§ **Material for this exercise**
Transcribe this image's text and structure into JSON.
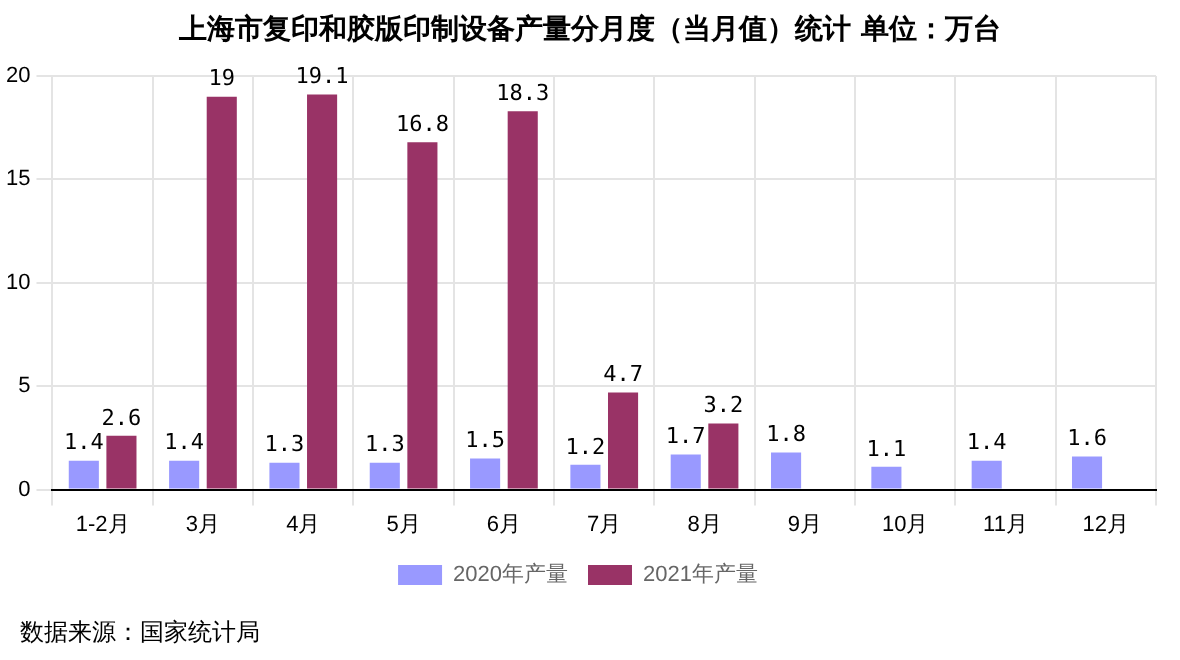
{
  "chart_data": {
    "type": "bar",
    "title": "上海市复印和胶版印制设备产量分月度（当月值）统计  单位：万台",
    "categories": [
      "1-2月",
      "3月",
      "4月",
      "5月",
      "6月",
      "7月",
      "8月",
      "9月",
      "10月",
      "11月",
      "12月"
    ],
    "series": [
      {
        "name": "2020年产量",
        "color": "#9999ff",
        "values": [
          1.4,
          1.4,
          1.3,
          1.3,
          1.5,
          1.2,
          1.7,
          1.8,
          1.1,
          1.4,
          1.6
        ]
      },
      {
        "name": "2021年产量",
        "color": "#993366",
        "values": [
          2.6,
          19,
          19.1,
          16.8,
          18.3,
          4.7,
          3.2,
          null,
          null,
          null,
          null
        ]
      }
    ],
    "ylim": [
      0,
      20
    ],
    "yticks": [
      0,
      5,
      10,
      15,
      20
    ],
    "grid": true,
    "legend": "bottom",
    "data_labels": true,
    "annotations": [
      "数据来源：国家统计局"
    ]
  }
}
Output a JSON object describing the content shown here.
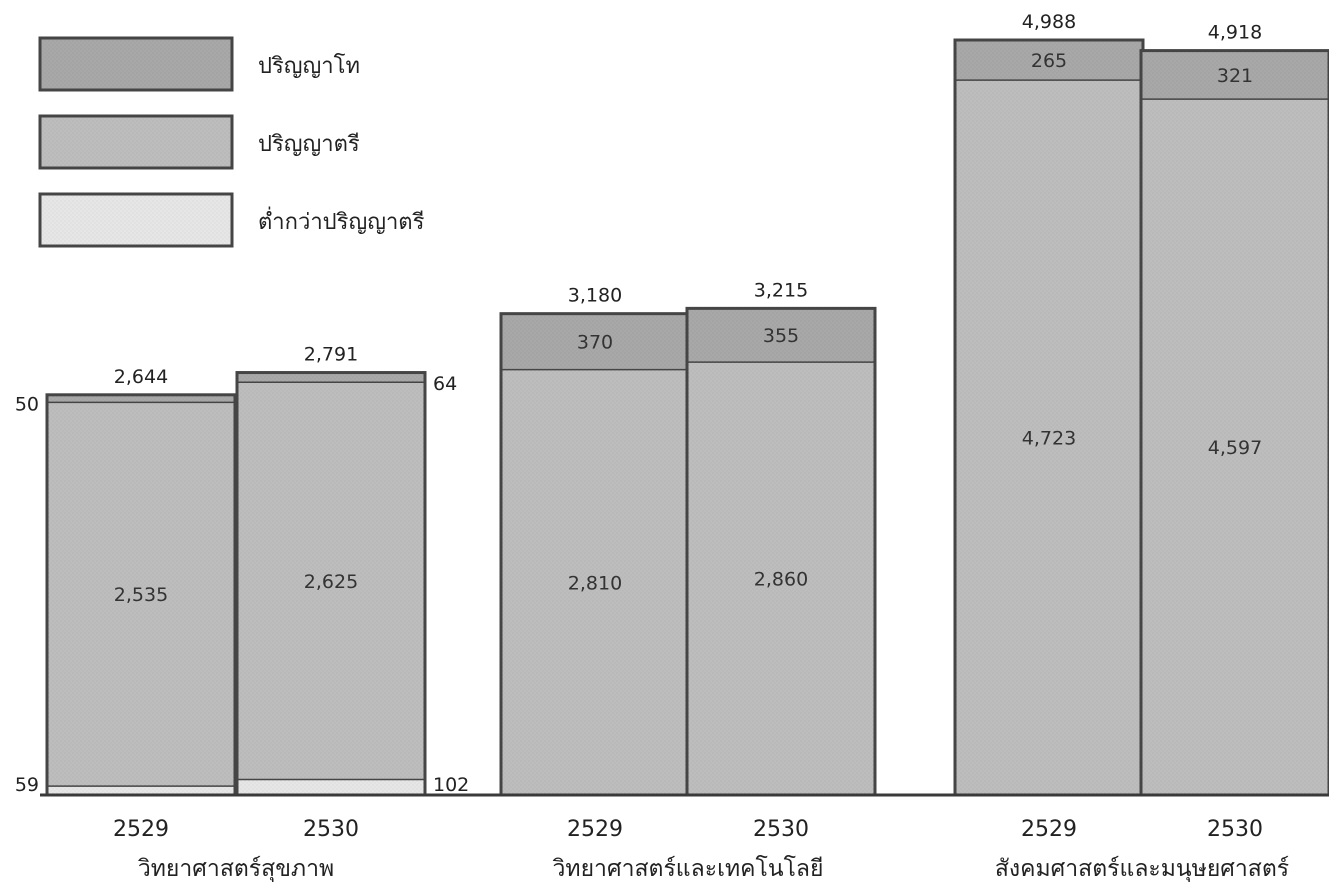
{
  "chart_data": {
    "type": "bar",
    "stacked": true,
    "legend_position": "top-left",
    "grid": false,
    "colors": {
      "master": "#a8a8a8",
      "bachelor": "#bdbdbd",
      "below_bachelor": "#e6e6e6",
      "outline": "#454545"
    },
    "series": [
      {
        "key": "master",
        "name": "ปริญญาโท"
      },
      {
        "key": "bachelor",
        "name": "ปริญญาตรี"
      },
      {
        "key": "below_bachelor",
        "name": "ต่ำกว่าปริญญาตรี"
      }
    ],
    "groups": [
      {
        "name": "วิทยาศาสตร์สุขภาพ",
        "bars": [
          {
            "year": "2529",
            "total": 2644,
            "total_label": "2,644",
            "master": 50,
            "master_label": "50",
            "bachelor": 2535,
            "bachelor_label": "2,535",
            "below_bachelor": 59,
            "below_bachelor_label": "59"
          },
          {
            "year": "2530",
            "total": 2791,
            "total_label": "2,791",
            "master": 64,
            "master_label": "64",
            "bachelor": 2625,
            "bachelor_label": "2,625",
            "below_bachelor": 102,
            "below_bachelor_label": "102"
          }
        ]
      },
      {
        "name": "วิทยาศาสตร์และเทคโนโลยี",
        "bars": [
          {
            "year": "2529",
            "total": 3180,
            "total_label": "3,180",
            "master": 370,
            "master_label": "370",
            "bachelor": 2810,
            "bachelor_label": "2,810",
            "below_bachelor": 0,
            "below_bachelor_label": ""
          },
          {
            "year": "2530",
            "total": 3215,
            "total_label": "3,215",
            "master": 355,
            "master_label": "355",
            "bachelor": 2860,
            "bachelor_label": "2,860",
            "below_bachelor": 0,
            "below_bachelor_label": ""
          }
        ]
      },
      {
        "name": "สังคมศาสตร์และมนุษยศาสตร์",
        "bars": [
          {
            "year": "2529",
            "total": 4988,
            "total_label": "4,988",
            "master": 265,
            "master_label": "265",
            "bachelor": 4723,
            "bachelor_label": "4,723",
            "below_bachelor": 0,
            "below_bachelor_label": ""
          },
          {
            "year": "2530",
            "total": 4918,
            "total_label": "4,918",
            "master": 321,
            "master_label": "321",
            "bachelor": 4597,
            "bachelor_label": "4,597",
            "below_bachelor": 0,
            "below_bachelor_label": ""
          }
        ]
      }
    ]
  }
}
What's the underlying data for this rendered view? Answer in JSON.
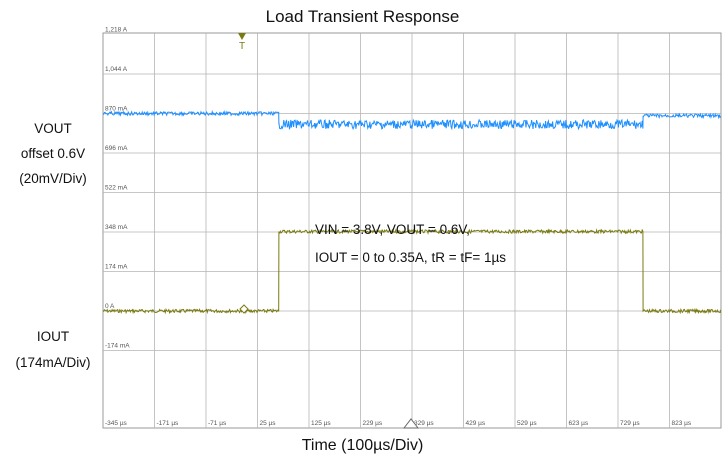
{
  "title": "Load Transient Response",
  "vout_label": {
    "line1": "VOUT",
    "line2": "offset 0.6V",
    "line3": "(20mV/Div)"
  },
  "iout_label": {
    "line1": "IOUT",
    "line2": "(174mA/Div)"
  },
  "xaxis_title": "Time (100µs/Div)",
  "annotation": {
    "line1": "VIN = 3.8V, VOUT = 0.6V,",
    "line2": "IOUT = 0 to 0.35A, tR = tF= 1µs"
  },
  "trigger_marker": "T",
  "colors": {
    "vout": "#1e8fff",
    "iout": "#7a7a12",
    "grid": "#b5b5b5",
    "frame": "#9a9a9a"
  },
  "chart_data": {
    "type": "line",
    "title": "Load Transient Response",
    "xlabel": "Time (100µs/Div)",
    "x_tick_labels": [
      "-345 µs",
      "-171 µs",
      "-71 µs",
      "25 µs",
      "125 µs",
      "229 µs",
      "329 µs",
      "429 µs",
      "529 µs",
      "623 µs",
      "729 µs",
      "823 µs"
    ],
    "y_tick_labels": [
      "1,218 A",
      "1,044 A",
      "870 mA",
      "696 mA",
      "522 mA",
      "348 mA",
      "174 mA",
      "0 A",
      "-174 mA"
    ],
    "y_tick_values_A": [
      1.218,
      1.044,
      0.87,
      0.696,
      0.522,
      0.348,
      0.174,
      0,
      -0.174
    ],
    "xlim_us": [
      -350,
      880
    ],
    "grid": true,
    "load_step_us": {
      "rise": 0,
      "fall": 725
    },
    "series": [
      {
        "name": "VOUT",
        "unit": "A-scale",
        "x_us": [
          -350,
          0,
          0,
          725,
          725,
          880
        ],
        "y": [
          0.87,
          0.87,
          0.822,
          0.822,
          0.86,
          0.86
        ]
      },
      {
        "name": "IOUT",
        "unit": "A",
        "x_us": [
          -350,
          0,
          0,
          725,
          725,
          880
        ],
        "y": [
          0.0,
          0.0,
          0.35,
          0.35,
          0.0,
          0.0
        ]
      }
    ]
  }
}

§ **What this task involves**
Word for word, quote the lines above. Omit the pictures.

§ **Final result**
Transcribe this image's text and structure into JSON.
{
  "chart_data": {
    "type": "bar",
    "title": "上海市复印和胶版印制设备产量分月度（当月值）统计  单位：万台",
    "categories": [
      "1-2月",
      "3月",
      "4月",
      "5月",
      "6月",
      "7月",
      "8月",
      "9月",
      "10月",
      "11月",
      "12月"
    ],
    "series": [
      {
        "name": "2020年产量",
        "color": "#9999ff",
        "values": [
          1.4,
          1.4,
          1.3,
          1.3,
          1.5,
          1.2,
          1.7,
          1.8,
          1.1,
          1.4,
          1.6
        ]
      },
      {
        "name": "2021年产量",
        "color": "#993366",
        "values": [
          2.6,
          19,
          19.1,
          16.8,
          18.3,
          4.7,
          3.2,
          null,
          null,
          null,
          null
        ]
      }
    ],
    "ylim": [
      0,
      20
    ],
    "yticks": [
      0,
      5,
      10,
      15,
      20
    ],
    "grid": true,
    "legend": "bottom",
    "data_labels": true,
    "annotations": [
      "数据来源：国家统计局"
    ]
  }
}
Output a JSON object describing the content shown here.
{
  "chart_data": {
    "type": "bar",
    "stacked": true,
    "legend_position": "top-left",
    "grid": false,
    "colors": {
      "master": "#a8a8a8",
      "bachelor": "#bdbdbd",
      "below_bachelor": "#e6e6e6",
      "outline": "#454545"
    },
    "series": [
      {
        "key": "master",
        "name": "ปริญญาโท"
      },
      {
        "key": "bachelor",
        "name": "ปริญญาตรี"
      },
      {
        "key": "below_bachelor",
        "name": "ต่ำกว่าปริญญาตรี"
      }
    ],
    "groups": [
      {
        "name": "วิทยาศาสตร์สุขภาพ",
        "bars": [
          {
            "year": "2529",
            "total": 2644,
            "total_label": "2,644",
            "master": 50,
            "master_label": "50",
            "bachelor": 2535,
            "bachelor_label": "2,535",
            "below_bachelor": 59,
            "below_bachelor_label": "59"
          },
          {
            "year": "2530",
            "total": 2791,
            "total_label": "2,791",
            "master": 64,
            "master_label": "64",
            "bachelor": 2625,
            "bachelor_label": "2,625",
            "below_bachelor": 102,
            "below_bachelor_label": "102"
          }
        ]
      },
      {
        "name": "วิทยาศาสตร์และเทคโนโลยี",
        "bars": [
          {
            "year": "2529",
            "total": 3180,
            "total_label": "3,180",
            "master": 370,
            "master_label": "370",
            "bachelor": 2810,
            "bachelor_label": "2,810",
            "below_bachelor": 0,
            "below_bachelor_label": ""
          },
          {
            "year": "2530",
            "total": 3215,
            "total_label": "3,215",
            "master": 355,
            "master_label": "355",
            "bachelor": 2860,
            "bachelor_label": "2,860",
            "below_bachelor": 0,
            "below_bachelor_label": ""
          }
        ]
      },
      {
        "name": "สังคมศาสตร์และมนุษยศาสตร์",
        "bars": [
          {
            "year": "2529",
            "total": 4988,
            "total_label": "4,988",
            "master": 265,
            "master_label": "265",
            "bachelor": 4723,
            "bachelor_label": "4,723",
            "below_bachelor": 0,
            "below_bachelor_label": ""
          },
          {
            "year": "2530",
            "total": 4918,
            "total_label": "4,918",
            "master": 321,
            "master_label": "321",
            "bachelor": 4597,
            "bachelor_label": "4,597",
            "below_bachelor": 0,
            "below_bachelor_label": ""
          }
        ]
      }
    ]
  }
}
What's the underlying data for this rendered view? Answer in JSON.
{
  "title": "Load Transient Response",
  "vout_label": {
    "line1": "VOUT",
    "line2": "offset 0.6V",
    "line3": "(20mV/Div)"
  },
  "iout_label": {
    "line1": "IOUT",
    "line2": "(174mA/Div)"
  },
  "xaxis_title": "Time (100µs/Div)",
  "annotation": {
    "line1": "VIN = 3.8V, VOUT = 0.6V,",
    "line2": "IOUT = 0 to 0.35A, tR = tF= 1µs"
  },
  "trigger_marker": "T",
  "colors": {
    "vout": "#1e8fff",
    "iout": "#7a7a12",
    "grid": "#b5b5b5",
    "frame": "#9a9a9a"
  },
  "chart_data": {
    "type": "line",
    "title": "Load Transient Response",
    "xlabel": "Time (100µs/Div)",
    "x_tick_labels": [
      "-345 µs",
      "-171 µs",
      "-71 µs",
      "25 µs",
      "125 µs",
      "229 µs",
      "329 µs",
      "429 µs",
      "529 µs",
      "623 µs",
      "729 µs",
      "823 µs"
    ],
    "y_tick_labels": [
      "1,218 A",
      "1,044 A",
      "870 mA",
      "696 mA",
      "522 mA",
      "348 mA",
      "174 mA",
      "0 A",
      "-174 mA"
    ],
    "y_tick_values_A": [
      1.218,
      1.044,
      0.87,
      0.696,
      0.522,
      0.348,
      0.174,
      0,
      -0.174
    ],
    "xlim_us": [
      -350,
      880
    ],
    "grid": true,
    "load_step_us": {
      "rise": 0,
      "fall": 725
    },
    "series": [
      {
        "name": "VOUT",
        "unit": "A-scale",
        "x_us": [
          -350,
          0,
          0,
          725,
          725,
          880
        ],
        "y": [
          0.87,
          0.87,
          0.822,
          0.822,
          0.86,
          0.86
        ]
      },
      {
        "name": "IOUT",
        "unit": "A",
        "x_us": [
          -350,
          0,
          0,
          725,
          725,
          880
        ],
        "y": [
          0.0,
          0.0,
          0.35,
          0.35,
          0.0,
          0.0
        ]
      }
    ]
  }
}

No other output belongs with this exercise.